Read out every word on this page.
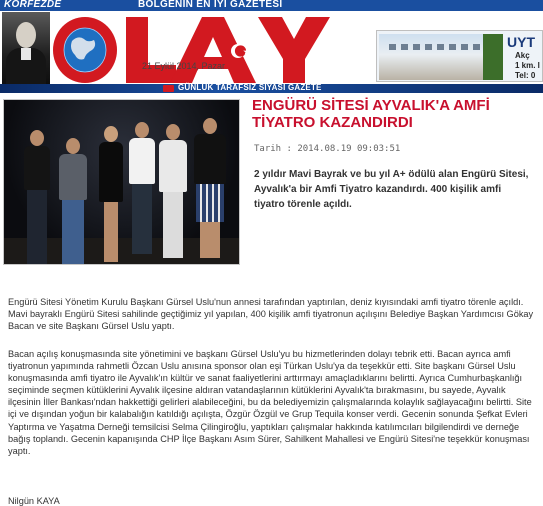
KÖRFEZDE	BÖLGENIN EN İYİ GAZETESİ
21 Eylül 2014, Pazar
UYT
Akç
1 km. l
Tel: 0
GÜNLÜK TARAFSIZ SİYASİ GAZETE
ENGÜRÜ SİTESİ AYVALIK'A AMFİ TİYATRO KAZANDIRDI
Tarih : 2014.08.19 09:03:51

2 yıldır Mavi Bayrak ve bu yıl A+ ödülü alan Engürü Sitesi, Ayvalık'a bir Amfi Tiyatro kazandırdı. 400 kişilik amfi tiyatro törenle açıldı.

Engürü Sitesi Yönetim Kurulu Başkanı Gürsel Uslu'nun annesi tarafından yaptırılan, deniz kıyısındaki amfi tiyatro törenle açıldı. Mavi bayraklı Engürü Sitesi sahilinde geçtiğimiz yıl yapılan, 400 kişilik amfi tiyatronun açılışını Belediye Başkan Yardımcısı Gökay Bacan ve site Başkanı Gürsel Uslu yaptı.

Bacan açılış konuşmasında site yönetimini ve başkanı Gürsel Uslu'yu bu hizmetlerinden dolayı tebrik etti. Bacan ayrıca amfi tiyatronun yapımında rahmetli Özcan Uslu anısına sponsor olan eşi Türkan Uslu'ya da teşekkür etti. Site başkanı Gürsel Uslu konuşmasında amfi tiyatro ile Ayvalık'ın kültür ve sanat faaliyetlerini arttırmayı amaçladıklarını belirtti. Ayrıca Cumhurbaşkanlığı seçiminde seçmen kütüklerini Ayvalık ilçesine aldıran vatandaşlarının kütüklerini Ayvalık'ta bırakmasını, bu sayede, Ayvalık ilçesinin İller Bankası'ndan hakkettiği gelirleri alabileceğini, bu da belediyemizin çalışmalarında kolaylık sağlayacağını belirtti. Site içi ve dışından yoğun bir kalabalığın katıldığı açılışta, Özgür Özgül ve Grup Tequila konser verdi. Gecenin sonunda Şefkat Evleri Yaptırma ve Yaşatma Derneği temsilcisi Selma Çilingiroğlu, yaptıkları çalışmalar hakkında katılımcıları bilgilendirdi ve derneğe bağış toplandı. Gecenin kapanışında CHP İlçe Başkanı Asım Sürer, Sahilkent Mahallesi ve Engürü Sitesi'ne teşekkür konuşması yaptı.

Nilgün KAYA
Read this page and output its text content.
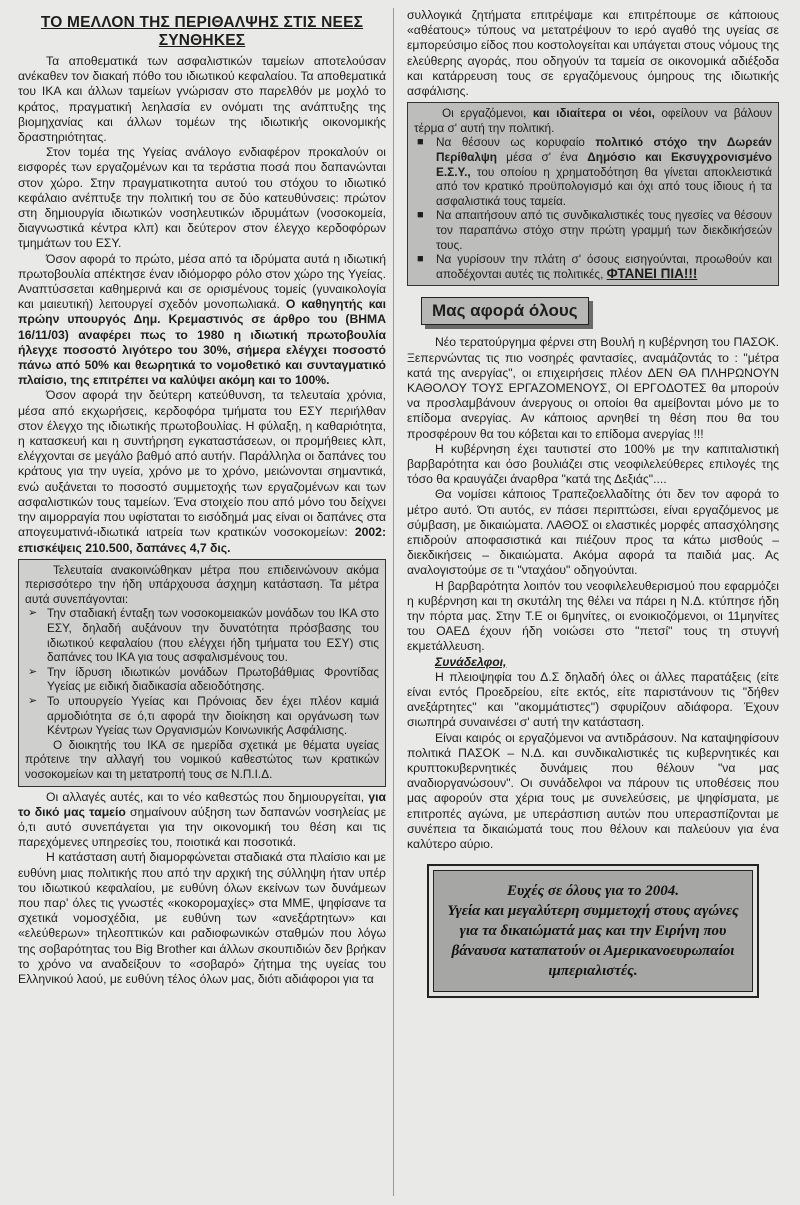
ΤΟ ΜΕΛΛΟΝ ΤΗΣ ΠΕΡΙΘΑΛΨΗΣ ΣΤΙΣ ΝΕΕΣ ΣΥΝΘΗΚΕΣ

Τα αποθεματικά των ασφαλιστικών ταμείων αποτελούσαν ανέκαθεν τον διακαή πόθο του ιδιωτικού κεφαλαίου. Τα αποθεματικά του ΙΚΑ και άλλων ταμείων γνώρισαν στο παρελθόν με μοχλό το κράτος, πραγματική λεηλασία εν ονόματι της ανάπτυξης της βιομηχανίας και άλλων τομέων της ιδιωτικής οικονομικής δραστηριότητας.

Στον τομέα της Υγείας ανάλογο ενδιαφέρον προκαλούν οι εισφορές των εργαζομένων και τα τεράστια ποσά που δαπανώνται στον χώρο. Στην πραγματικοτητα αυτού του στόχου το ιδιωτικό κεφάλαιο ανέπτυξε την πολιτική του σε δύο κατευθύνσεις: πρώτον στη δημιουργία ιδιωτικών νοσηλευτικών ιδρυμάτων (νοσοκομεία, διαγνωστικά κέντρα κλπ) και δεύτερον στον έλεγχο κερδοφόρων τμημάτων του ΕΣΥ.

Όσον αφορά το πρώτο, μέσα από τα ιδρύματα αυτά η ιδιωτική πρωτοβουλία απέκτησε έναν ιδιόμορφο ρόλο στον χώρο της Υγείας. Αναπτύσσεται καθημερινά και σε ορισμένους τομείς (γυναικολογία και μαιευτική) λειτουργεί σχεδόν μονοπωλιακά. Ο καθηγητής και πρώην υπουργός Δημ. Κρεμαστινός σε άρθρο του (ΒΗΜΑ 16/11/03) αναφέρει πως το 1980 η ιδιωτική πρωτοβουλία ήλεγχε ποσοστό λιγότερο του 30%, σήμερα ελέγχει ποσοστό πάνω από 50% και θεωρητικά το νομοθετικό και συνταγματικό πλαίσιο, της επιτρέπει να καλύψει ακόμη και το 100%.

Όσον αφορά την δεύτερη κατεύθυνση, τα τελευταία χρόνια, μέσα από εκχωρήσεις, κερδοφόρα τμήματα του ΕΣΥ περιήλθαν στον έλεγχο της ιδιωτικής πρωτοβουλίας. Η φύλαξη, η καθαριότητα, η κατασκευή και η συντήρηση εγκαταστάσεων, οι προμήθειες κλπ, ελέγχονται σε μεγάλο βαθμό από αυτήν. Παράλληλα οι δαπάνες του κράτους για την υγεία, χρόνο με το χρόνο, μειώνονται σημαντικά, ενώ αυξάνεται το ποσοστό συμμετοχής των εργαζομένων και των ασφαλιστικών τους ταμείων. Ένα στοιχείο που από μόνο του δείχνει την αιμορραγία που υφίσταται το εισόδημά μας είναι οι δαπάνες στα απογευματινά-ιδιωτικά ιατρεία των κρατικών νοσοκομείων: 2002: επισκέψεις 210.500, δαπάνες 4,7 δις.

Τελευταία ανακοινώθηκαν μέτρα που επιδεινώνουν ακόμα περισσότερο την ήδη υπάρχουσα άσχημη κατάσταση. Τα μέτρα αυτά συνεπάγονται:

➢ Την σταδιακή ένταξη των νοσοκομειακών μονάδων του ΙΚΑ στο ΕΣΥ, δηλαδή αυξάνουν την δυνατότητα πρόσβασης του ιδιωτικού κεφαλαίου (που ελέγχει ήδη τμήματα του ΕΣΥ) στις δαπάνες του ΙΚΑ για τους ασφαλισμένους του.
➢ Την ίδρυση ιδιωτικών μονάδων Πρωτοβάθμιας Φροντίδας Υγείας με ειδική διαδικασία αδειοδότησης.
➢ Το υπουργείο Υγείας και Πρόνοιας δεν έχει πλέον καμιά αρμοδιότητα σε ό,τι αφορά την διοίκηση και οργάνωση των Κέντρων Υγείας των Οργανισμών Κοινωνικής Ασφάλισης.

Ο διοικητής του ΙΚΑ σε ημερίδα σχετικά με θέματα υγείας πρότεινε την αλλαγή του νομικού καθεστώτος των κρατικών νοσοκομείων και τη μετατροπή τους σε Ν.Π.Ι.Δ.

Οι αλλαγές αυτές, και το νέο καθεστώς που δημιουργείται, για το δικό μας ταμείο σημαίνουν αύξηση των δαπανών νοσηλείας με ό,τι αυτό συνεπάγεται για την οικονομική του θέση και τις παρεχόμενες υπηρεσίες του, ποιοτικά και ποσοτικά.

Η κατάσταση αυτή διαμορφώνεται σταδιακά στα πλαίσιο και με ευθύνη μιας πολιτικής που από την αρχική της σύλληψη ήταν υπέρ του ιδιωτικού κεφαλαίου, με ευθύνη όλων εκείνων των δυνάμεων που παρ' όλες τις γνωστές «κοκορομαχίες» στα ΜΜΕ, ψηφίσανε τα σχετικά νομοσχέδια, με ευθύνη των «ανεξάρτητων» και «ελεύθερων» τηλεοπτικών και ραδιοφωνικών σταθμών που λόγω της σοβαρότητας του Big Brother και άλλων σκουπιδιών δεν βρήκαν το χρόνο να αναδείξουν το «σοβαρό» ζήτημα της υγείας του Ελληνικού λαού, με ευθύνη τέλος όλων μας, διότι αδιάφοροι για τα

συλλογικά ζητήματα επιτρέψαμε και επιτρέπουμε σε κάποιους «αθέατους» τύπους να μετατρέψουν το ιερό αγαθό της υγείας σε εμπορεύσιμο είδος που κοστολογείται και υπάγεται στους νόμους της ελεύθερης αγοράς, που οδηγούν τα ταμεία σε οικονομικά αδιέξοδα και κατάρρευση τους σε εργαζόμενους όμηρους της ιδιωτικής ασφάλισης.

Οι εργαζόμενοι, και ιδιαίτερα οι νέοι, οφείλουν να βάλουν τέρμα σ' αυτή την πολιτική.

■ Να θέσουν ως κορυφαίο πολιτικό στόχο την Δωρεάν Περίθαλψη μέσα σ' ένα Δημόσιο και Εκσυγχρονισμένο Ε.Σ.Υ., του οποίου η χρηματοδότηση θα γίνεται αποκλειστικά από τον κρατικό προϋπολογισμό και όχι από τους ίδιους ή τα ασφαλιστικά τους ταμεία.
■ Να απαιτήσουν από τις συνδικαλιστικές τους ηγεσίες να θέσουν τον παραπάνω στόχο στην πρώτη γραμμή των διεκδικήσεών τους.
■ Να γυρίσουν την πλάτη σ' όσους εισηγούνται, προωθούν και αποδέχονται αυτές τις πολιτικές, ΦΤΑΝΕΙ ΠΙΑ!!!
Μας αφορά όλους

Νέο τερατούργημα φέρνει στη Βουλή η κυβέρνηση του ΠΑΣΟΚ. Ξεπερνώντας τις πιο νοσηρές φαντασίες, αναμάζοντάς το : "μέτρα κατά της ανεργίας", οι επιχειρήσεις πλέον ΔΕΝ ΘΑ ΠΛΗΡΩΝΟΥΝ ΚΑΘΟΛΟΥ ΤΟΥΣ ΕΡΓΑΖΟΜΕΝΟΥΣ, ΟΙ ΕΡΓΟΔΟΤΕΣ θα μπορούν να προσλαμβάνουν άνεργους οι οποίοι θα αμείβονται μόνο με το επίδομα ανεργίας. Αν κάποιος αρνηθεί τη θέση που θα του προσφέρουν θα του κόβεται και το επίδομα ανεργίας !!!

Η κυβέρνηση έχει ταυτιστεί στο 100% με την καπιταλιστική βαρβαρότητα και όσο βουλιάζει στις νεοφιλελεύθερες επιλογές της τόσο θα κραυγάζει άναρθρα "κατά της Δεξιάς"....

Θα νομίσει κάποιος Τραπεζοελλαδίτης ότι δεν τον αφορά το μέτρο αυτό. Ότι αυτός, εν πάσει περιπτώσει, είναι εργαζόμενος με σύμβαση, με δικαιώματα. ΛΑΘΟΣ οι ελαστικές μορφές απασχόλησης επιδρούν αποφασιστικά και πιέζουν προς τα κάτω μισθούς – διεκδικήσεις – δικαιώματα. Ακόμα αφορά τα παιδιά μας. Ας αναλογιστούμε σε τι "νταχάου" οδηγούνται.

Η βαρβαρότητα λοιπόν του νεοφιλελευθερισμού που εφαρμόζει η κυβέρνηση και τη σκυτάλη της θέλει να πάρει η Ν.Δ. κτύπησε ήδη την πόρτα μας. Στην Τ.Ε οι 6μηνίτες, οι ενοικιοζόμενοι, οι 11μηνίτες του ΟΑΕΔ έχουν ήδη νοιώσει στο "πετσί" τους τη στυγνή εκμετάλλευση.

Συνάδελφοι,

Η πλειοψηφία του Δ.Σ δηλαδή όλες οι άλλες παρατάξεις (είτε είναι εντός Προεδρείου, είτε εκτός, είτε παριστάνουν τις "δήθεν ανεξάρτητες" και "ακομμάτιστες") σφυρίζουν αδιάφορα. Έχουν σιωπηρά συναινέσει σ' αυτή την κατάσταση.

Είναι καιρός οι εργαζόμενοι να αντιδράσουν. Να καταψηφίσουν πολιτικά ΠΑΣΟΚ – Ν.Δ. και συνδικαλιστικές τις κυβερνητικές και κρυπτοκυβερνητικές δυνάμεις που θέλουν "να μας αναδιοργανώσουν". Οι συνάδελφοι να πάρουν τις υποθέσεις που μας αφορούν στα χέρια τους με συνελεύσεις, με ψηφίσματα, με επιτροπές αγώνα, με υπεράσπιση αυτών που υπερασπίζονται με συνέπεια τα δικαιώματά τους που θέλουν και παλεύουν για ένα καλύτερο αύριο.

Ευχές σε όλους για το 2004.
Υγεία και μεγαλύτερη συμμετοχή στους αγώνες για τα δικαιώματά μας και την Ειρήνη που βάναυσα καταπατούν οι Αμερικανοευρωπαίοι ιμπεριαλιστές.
··········
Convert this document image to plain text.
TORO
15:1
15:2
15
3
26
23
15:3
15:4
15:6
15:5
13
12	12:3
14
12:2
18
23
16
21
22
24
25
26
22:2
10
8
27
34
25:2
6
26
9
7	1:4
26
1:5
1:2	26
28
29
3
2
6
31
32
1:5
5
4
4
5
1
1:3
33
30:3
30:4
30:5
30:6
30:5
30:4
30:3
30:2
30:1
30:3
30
··········
▶ **Goal of the exercise**:
In the lines above, find each one with "κυβέρνηση" and list it.

▶ **Solution below**:
Νέο τερατούργημα φέρνει στη Βουλή η κυβέρνηση του ΠΑΣΟΚ. Ξεπερνώντας τις πιο νοσηρές φαντασίες, αναμάζοντάς το : "μέτρα κατά της ανεργίας", οι επιχειρήσεις πλέον ΔΕΝ ΘΑ ΠΛΗΡΩΝΟΥΝ ΚΑΘΟΛΟΥ ΤΟΥΣ ΕΡΓΑΖΟΜΕΝΟΥΣ, ΟΙ ΕΡΓΟΔΟΤΕΣ θα μπορούν να προσλαμβάνουν άνεργους οι οποίοι θα αμείβονται μόνο με το επίδομα ανεργίας. Αν κάποιος αρνηθεί τη θέση που θα του προσφέρουν θα του κόβεται και το επίδομα ανεργίας !!!
Η κυβέρνηση έχει ταυτιστεί στο 100% με την καπιταλιστική βαρβαρότητα και όσο βουλιάζει στις νεοφιλελεύθερες επιλογές της τόσο θα κραυγάζει άναρθρα "κατά της Δεξιάς"....
Η βαρβαρότητα λοιπόν του νεοφιλελευθερισμού που εφαρμόζει η κυβέρνηση και τη σκυτάλη της θέλει να πάρει η Ν.Δ. κτύπησε ήδη την πόρτα μας. Στην Τ.Ε οι 6μηνίτες, οι ενοικιοζόμενοι, οι 11μηνίτες του ΟΑΕΔ έχουν ήδη νοιώσει στο "πετσί" τους τη στυγνή εκμετάλλευση.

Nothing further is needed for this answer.